AIM OF THE TASK: Transcribe the listing verbatim. Do not carry over any pictures.
________________
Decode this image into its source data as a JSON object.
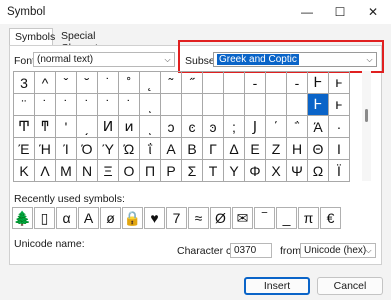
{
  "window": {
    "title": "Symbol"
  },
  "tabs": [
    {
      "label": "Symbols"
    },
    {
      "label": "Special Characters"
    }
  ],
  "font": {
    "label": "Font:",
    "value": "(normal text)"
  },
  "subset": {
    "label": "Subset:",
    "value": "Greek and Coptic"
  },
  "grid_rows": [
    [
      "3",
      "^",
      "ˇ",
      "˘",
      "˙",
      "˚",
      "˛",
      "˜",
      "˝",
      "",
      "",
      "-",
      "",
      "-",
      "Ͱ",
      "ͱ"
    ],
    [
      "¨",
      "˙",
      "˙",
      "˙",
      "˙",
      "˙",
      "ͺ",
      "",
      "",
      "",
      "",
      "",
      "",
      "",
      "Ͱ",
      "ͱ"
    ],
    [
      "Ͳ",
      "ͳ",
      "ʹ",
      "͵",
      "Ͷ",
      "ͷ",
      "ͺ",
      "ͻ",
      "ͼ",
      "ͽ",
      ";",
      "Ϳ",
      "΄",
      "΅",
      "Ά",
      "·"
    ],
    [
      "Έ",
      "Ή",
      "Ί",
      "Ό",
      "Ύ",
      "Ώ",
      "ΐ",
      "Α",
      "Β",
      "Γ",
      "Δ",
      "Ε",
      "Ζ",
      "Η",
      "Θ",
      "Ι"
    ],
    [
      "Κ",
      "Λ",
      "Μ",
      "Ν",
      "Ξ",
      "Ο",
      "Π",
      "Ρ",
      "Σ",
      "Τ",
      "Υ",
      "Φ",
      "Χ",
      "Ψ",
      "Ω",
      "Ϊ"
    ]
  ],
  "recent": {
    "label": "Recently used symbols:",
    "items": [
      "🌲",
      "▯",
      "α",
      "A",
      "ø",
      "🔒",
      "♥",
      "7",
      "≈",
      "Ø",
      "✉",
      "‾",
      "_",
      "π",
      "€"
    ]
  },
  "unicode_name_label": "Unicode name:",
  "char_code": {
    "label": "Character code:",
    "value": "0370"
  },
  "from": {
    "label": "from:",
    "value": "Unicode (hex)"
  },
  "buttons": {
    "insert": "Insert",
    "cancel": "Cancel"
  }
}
________________
THE OUTPUT:
Decode this image into its source data as a JSON object.
{
  "window": {
    "title": "Symbol"
  },
  "tabs": [
    {
      "label": "Symbols"
    },
    {
      "label": "Special Characters"
    }
  ],
  "font": {
    "label": "Font:",
    "value": "(normal text)"
  },
  "subset": {
    "label": "Subset:",
    "value": "Greek and Coptic"
  },
  "grid_rows": [
    [
      "3",
      "^",
      "ˇ",
      "˘",
      "˙",
      "˚",
      "˛",
      "˜",
      "˝",
      "",
      "",
      "-",
      "",
      "-",
      "Ͱ",
      "ͱ"
    ],
    [
      "¨",
      "˙",
      "˙",
      "˙",
      "˙",
      "˙",
      "ͺ",
      "",
      "",
      "",
      "",
      "",
      "",
      "",
      "Ͱ",
      "ͱ"
    ],
    [
      "Ͳ",
      "ͳ",
      "ʹ",
      "͵",
      "Ͷ",
      "ͷ",
      "ͺ",
      "ͻ",
      "ͼ",
      "ͽ",
      ";",
      "Ϳ",
      "΄",
      "΅",
      "Ά",
      "·"
    ],
    [
      "Έ",
      "Ή",
      "Ί",
      "Ό",
      "Ύ",
      "Ώ",
      "ΐ",
      "Α",
      "Β",
      "Γ",
      "Δ",
      "Ε",
      "Ζ",
      "Η",
      "Θ",
      "Ι"
    ],
    [
      "Κ",
      "Λ",
      "Μ",
      "Ν",
      "Ξ",
      "Ο",
      "Π",
      "Ρ",
      "Σ",
      "Τ",
      "Υ",
      "Φ",
      "Χ",
      "Ψ",
      "Ω",
      "Ϊ"
    ]
  ],
  "recent": {
    "label": "Recently used symbols:",
    "items": [
      "🌲",
      "▯",
      "α",
      "A",
      "ø",
      "🔒",
      "♥",
      "7",
      "≈",
      "Ø",
      "✉",
      "‾",
      "_",
      "π",
      "€"
    ]
  },
  "unicode_name_label": "Unicode name:",
  "char_code": {
    "label": "Character code:",
    "value": "0370"
  },
  "from": {
    "label": "from:",
    "value": "Unicode (hex)"
  },
  "buttons": {
    "insert": "Insert",
    "cancel": "Cancel"
  }
}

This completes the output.